ПИСЬМЕННОЕ ЗАДАНИЕ 1:
Ответьте по фрагменту о Леонтьеве и Толстом на три вопроса:
(a) Что, по заявлению Константина Леонтьева, ему милее Европы?
(b) Где встречались Леонтьев и Толстой?
(c) Куда, по признанию Леонтьева, его донос мог бы отправить Толстого?
ПИСЬМЕННОЕ ЗАДАНИЕ 2: Объясните по фрагменту о Леонтьеве и Толстом, почему неверно нанизывать аргументы вроде суждения о Швейцарии или высказываний славянофилов.

Те, кто предпочитает второе решение, без труда отыщут аргументы в пользу своего выбора, указав хотя бы и на чрезмерную резкость, несправедливость суждения о Швейцарии, вырвавшегося у толстовского рассказчика. Или на явную пристрастность Достоевского, когда он предвещает Западу катастрофу из-за того, что там утрачен “высший смысл жизни”, потеряно “все общее и все абсолютное”. А еще лучше — на многочисленные пассажи в славянофильской публицистике, доходившей до очевидных нелепостей вроде заявления Константина Леонтьева, что для него “Мордва милее Европы”.
Но, нанизывая подобные аргументы, смешивают слишком разные вещи: не только публицистический пафос и художественное изображение, но, хуже того, идеологию русского почвенничества и моральное чувство писателя, которое с этой идеологией соприкасается только внешне, а то и вовсе с нею не связано. Тот же Леонтьев, оригинальный философ, которого в советские времена тенденциозно замалчивали, а теперь с той же тенденциозностью принялись возводить на пьедестал непонятого национального гения, не уставая твердил, что “жизнь пошлеет от прогресса”, что Европа “погубила у себя все великое, изящное и святое”, что нужно ненавидеть и страшиться ее, возвеличившую и осуществившую идеал “эгалитарного свободопоклонства”, а он, боже упаси, воцарится и на отечественных просторах. При желании можно было бы и “Люцерн” истолковать как иллюстрацию этих заветных леонтьевских мыслей, но такого желания не проявил сам Леонтьев. Он много и по-своему ярко писал о Толстом, они встречались в Оптиной Пустыни, где Леонтьев хотел остаться монахом. Оценки Леонтьева, который намного лучше других понял художественный гений Толстого, тем не менее оставались всегда критическими, и эта критика носила совершенно осознанный идеологический характер. Их встреча закончилась признанием Леонтьева, что только по неистребимому слабодушию он не пошлет в Петербург донос, чтобы Толстого выслали куда-нибудь в Сибирь, да без семьи, да без денег. “А то вы положительно вредны”.

Строки из коллекции:
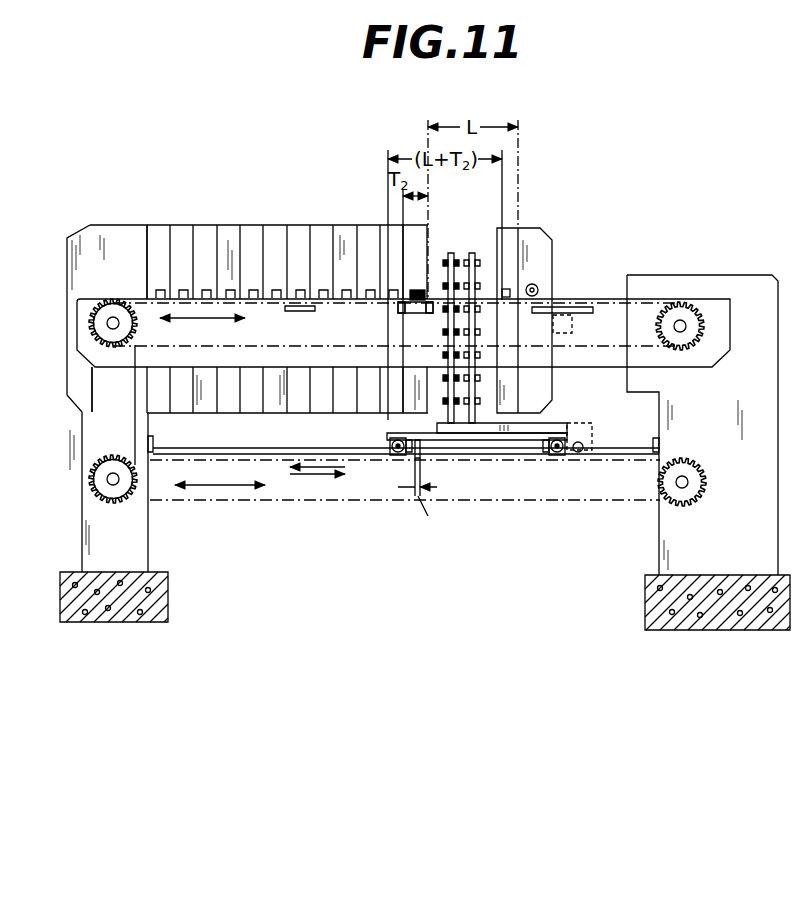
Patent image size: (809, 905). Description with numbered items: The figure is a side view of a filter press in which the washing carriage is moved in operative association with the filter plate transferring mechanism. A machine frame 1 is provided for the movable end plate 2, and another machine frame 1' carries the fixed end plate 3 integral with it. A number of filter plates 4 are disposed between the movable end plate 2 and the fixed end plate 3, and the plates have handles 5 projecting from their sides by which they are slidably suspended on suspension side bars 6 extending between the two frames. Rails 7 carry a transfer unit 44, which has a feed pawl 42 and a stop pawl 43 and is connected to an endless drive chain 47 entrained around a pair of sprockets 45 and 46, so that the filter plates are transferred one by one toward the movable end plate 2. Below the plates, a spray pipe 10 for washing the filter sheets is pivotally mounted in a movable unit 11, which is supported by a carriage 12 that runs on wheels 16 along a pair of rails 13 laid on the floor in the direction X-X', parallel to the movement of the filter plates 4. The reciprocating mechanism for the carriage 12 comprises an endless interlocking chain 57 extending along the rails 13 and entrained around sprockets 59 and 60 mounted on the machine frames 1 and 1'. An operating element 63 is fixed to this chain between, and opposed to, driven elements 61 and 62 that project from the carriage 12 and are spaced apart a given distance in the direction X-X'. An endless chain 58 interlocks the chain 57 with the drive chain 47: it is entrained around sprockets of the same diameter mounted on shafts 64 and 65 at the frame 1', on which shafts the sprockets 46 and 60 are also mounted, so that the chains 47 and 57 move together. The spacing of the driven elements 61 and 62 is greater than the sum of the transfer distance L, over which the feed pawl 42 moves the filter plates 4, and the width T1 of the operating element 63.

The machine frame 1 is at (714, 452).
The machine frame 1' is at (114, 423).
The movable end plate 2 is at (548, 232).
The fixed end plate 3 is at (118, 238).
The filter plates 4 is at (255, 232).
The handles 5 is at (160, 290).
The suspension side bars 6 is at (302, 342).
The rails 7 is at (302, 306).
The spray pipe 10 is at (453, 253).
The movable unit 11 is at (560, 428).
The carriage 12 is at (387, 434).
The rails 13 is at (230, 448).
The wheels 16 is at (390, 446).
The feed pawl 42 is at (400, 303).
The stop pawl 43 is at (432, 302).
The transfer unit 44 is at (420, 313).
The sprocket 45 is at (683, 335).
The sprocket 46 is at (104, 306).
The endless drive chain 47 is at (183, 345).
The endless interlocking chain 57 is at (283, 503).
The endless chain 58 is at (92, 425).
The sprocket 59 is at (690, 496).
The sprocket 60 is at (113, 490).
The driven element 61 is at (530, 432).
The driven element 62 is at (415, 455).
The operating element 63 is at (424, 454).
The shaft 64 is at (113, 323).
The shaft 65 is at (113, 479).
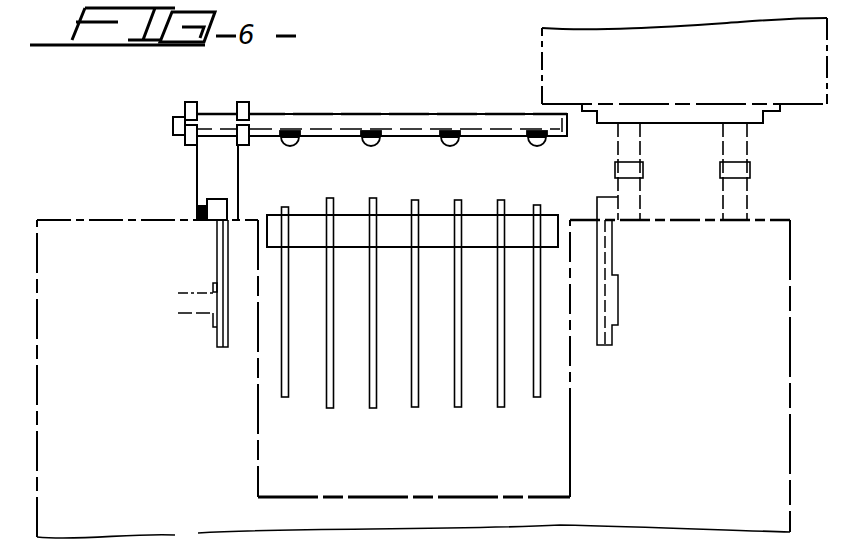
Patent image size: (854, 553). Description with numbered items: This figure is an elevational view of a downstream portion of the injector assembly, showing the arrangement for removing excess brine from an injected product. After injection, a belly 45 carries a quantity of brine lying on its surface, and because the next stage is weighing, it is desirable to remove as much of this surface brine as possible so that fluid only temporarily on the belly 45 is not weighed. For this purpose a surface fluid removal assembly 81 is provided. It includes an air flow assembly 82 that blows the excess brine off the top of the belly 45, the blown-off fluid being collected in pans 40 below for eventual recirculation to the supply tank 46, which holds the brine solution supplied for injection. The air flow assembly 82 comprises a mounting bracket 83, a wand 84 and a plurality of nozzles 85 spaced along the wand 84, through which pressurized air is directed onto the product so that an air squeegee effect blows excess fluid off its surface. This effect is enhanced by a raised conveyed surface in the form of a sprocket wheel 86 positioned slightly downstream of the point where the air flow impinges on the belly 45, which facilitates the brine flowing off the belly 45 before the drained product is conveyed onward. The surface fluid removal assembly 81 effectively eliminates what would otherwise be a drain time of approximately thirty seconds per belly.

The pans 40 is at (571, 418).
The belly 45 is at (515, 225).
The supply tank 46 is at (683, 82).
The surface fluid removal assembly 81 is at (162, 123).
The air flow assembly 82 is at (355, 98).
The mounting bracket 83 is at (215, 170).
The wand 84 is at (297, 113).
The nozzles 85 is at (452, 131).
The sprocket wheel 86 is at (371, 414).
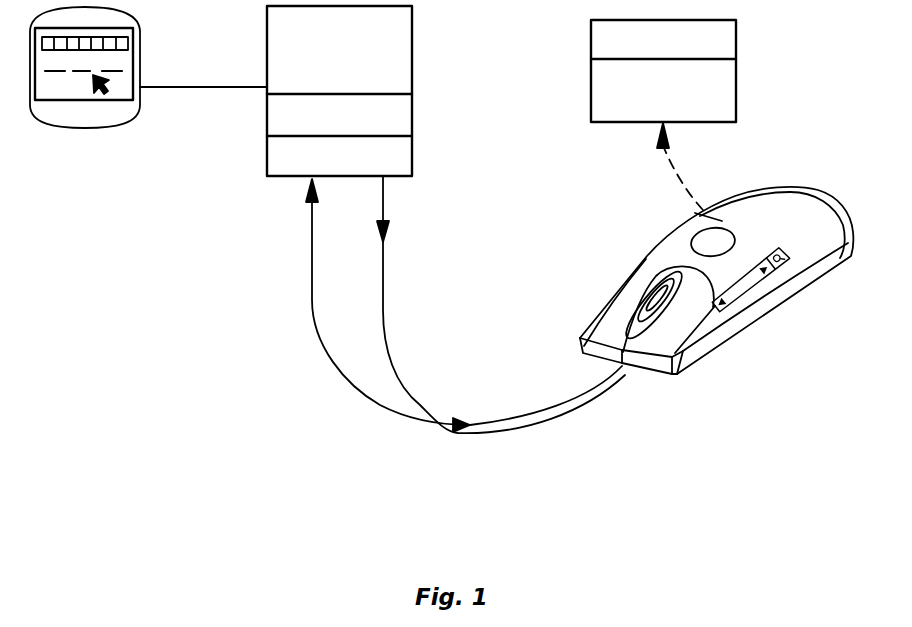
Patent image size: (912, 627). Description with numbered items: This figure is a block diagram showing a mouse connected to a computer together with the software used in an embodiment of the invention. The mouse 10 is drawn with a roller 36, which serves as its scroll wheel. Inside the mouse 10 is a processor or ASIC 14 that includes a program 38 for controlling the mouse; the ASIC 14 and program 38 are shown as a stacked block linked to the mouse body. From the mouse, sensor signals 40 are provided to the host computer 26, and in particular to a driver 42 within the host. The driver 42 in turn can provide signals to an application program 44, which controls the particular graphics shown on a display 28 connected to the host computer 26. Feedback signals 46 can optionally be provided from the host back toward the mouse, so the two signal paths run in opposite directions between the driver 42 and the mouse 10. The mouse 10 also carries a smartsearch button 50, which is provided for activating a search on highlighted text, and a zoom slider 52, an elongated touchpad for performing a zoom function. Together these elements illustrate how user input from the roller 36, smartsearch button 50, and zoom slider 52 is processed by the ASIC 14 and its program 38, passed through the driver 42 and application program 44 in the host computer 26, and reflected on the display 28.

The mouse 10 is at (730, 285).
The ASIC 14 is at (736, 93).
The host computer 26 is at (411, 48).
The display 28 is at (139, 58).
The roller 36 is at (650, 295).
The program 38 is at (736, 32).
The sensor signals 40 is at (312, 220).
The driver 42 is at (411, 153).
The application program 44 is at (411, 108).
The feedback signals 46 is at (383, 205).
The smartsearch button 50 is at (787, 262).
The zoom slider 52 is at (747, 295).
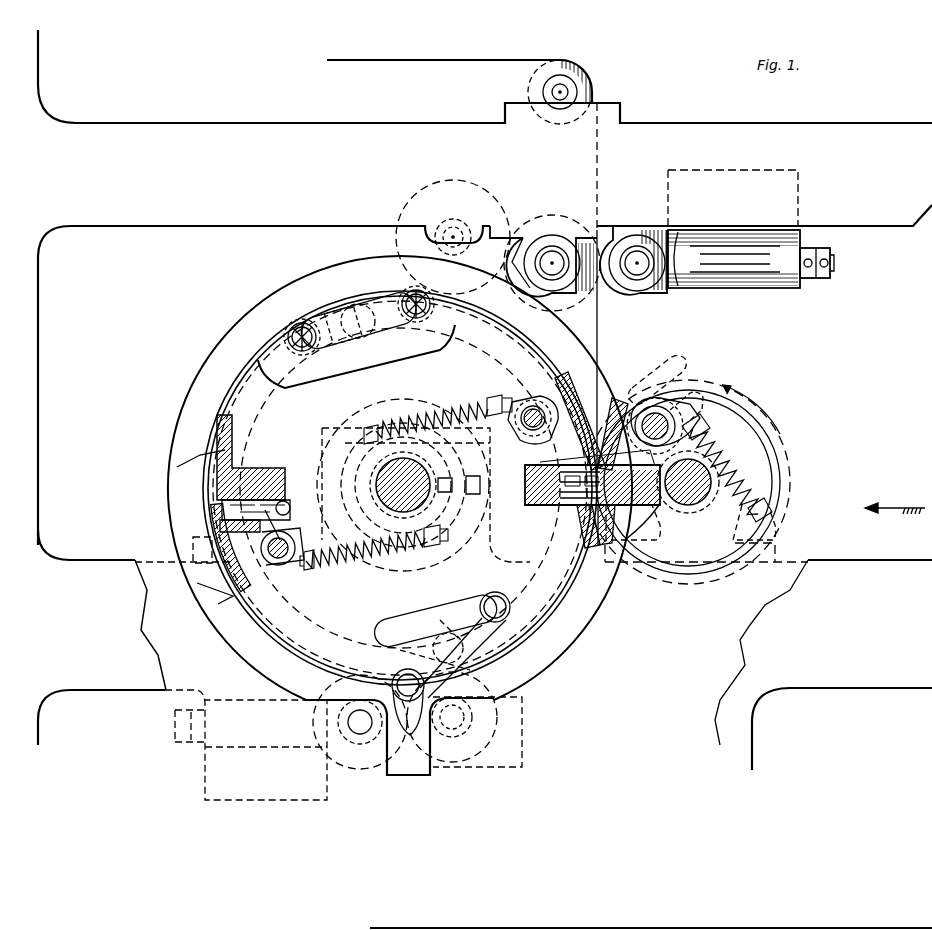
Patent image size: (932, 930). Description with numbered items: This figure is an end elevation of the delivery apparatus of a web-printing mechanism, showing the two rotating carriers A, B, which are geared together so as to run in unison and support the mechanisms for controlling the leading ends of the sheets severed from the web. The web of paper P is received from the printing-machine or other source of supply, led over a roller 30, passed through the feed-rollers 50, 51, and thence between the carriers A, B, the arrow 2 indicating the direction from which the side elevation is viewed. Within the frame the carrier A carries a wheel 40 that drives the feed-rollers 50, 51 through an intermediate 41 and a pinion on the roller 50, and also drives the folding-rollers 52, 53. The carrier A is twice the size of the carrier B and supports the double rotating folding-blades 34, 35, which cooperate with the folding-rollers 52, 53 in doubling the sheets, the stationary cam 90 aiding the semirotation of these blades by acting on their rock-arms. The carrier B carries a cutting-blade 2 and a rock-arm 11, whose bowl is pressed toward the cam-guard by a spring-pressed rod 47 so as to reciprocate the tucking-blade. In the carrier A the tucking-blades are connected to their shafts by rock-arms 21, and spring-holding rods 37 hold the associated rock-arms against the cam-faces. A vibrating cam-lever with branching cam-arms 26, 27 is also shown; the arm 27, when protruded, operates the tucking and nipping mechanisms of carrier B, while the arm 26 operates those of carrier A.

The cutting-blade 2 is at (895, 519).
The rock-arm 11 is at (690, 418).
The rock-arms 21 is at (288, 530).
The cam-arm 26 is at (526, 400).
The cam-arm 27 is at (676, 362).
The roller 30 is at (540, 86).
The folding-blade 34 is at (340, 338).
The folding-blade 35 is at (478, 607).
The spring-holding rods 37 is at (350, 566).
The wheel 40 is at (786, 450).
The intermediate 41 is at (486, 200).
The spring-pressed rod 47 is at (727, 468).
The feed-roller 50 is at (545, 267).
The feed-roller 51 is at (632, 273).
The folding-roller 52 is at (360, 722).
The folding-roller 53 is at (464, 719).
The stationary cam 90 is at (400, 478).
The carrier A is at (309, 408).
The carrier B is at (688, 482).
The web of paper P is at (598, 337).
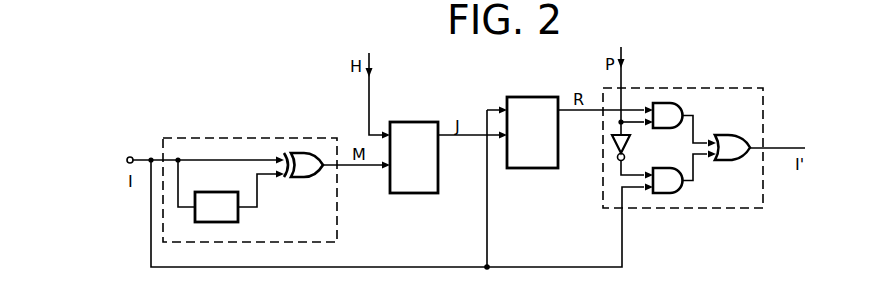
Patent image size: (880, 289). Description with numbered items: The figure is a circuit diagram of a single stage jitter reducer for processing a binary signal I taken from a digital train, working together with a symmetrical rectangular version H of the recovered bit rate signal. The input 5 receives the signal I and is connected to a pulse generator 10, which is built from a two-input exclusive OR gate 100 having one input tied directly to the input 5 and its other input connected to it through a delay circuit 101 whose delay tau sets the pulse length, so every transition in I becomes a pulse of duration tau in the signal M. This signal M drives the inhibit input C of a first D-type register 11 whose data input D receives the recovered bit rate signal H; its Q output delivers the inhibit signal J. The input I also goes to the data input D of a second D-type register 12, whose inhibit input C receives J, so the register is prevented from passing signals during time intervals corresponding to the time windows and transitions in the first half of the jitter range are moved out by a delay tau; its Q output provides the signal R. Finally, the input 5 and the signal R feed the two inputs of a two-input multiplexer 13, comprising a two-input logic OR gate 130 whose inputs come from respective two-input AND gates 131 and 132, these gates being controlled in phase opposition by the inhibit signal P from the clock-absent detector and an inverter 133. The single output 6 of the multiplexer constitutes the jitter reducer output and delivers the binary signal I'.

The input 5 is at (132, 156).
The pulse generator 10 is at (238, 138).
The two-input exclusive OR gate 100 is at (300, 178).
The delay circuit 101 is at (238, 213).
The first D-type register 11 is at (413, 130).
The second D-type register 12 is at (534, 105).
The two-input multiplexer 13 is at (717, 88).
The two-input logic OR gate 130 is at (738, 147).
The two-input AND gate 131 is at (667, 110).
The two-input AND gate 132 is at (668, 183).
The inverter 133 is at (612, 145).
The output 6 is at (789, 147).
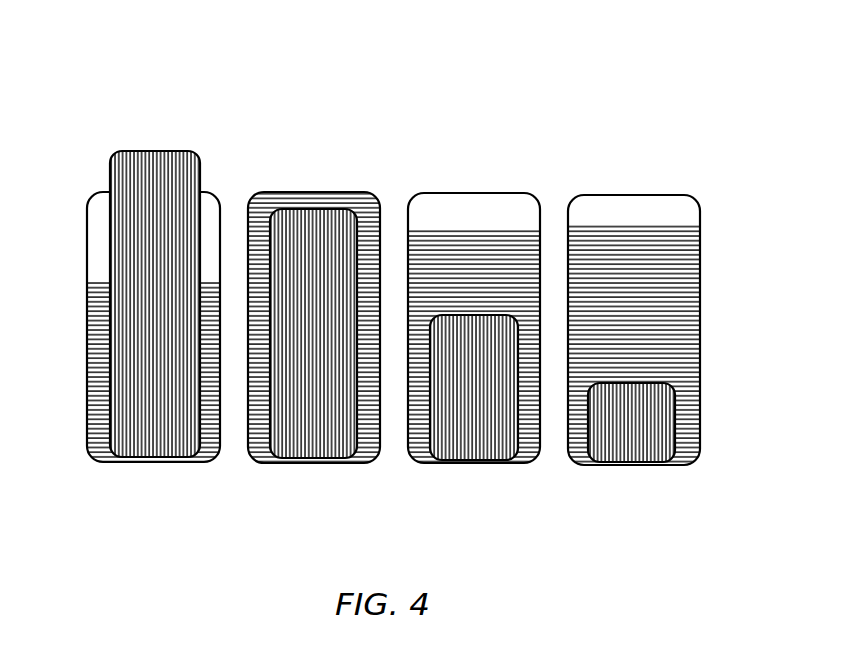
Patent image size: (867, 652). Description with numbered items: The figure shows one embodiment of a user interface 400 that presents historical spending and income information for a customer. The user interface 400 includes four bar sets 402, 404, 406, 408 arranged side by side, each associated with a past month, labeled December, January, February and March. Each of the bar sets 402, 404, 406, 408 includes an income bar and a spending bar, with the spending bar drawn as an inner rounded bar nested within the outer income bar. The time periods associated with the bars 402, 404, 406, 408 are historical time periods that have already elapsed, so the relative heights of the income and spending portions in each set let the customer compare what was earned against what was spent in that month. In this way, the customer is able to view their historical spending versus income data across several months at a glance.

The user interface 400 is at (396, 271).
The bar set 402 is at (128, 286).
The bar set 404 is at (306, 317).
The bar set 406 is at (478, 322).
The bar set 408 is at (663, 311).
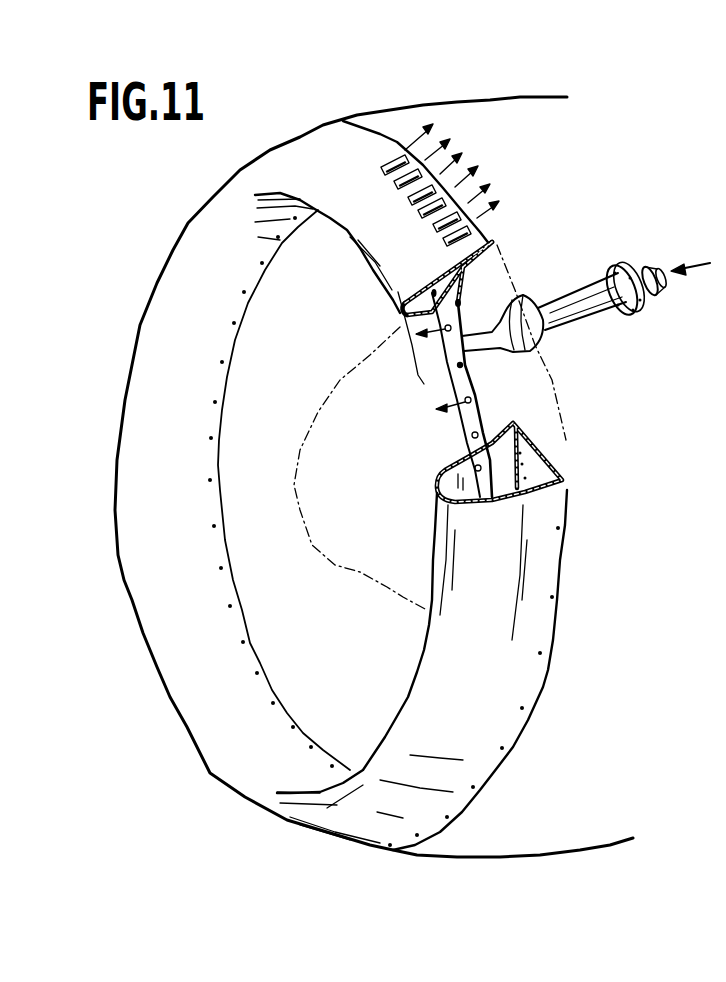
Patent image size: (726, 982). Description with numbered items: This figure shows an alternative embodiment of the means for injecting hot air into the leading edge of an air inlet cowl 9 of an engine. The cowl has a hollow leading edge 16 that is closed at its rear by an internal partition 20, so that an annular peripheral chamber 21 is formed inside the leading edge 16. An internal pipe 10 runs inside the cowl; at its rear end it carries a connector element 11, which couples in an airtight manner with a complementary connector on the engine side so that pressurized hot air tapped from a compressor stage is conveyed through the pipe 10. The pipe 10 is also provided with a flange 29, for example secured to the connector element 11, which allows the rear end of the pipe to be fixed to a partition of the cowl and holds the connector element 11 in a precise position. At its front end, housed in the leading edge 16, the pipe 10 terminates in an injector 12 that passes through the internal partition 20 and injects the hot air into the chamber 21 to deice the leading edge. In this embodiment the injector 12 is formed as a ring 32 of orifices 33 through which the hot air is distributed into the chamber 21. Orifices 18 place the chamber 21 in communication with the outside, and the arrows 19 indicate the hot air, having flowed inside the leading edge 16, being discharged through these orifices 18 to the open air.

ПОЛНЫЙ ОТВЕТ 1:
(a) Мордва.
(b) В Оптиной Пустыни.
(c) Куда-нибудь в Сибирь, без семьи и без денег.

ПОЛНЫЙ ОТВЕТ 2: При этом смешивают слишком разные вещи: публицистический пафос и художественное изображение. Хуже того, идеологию русского почвенничества путают с моральным чувством писателя, которое соприкасается с этой идеологией только внешне, а то и вовсе с ней не связано.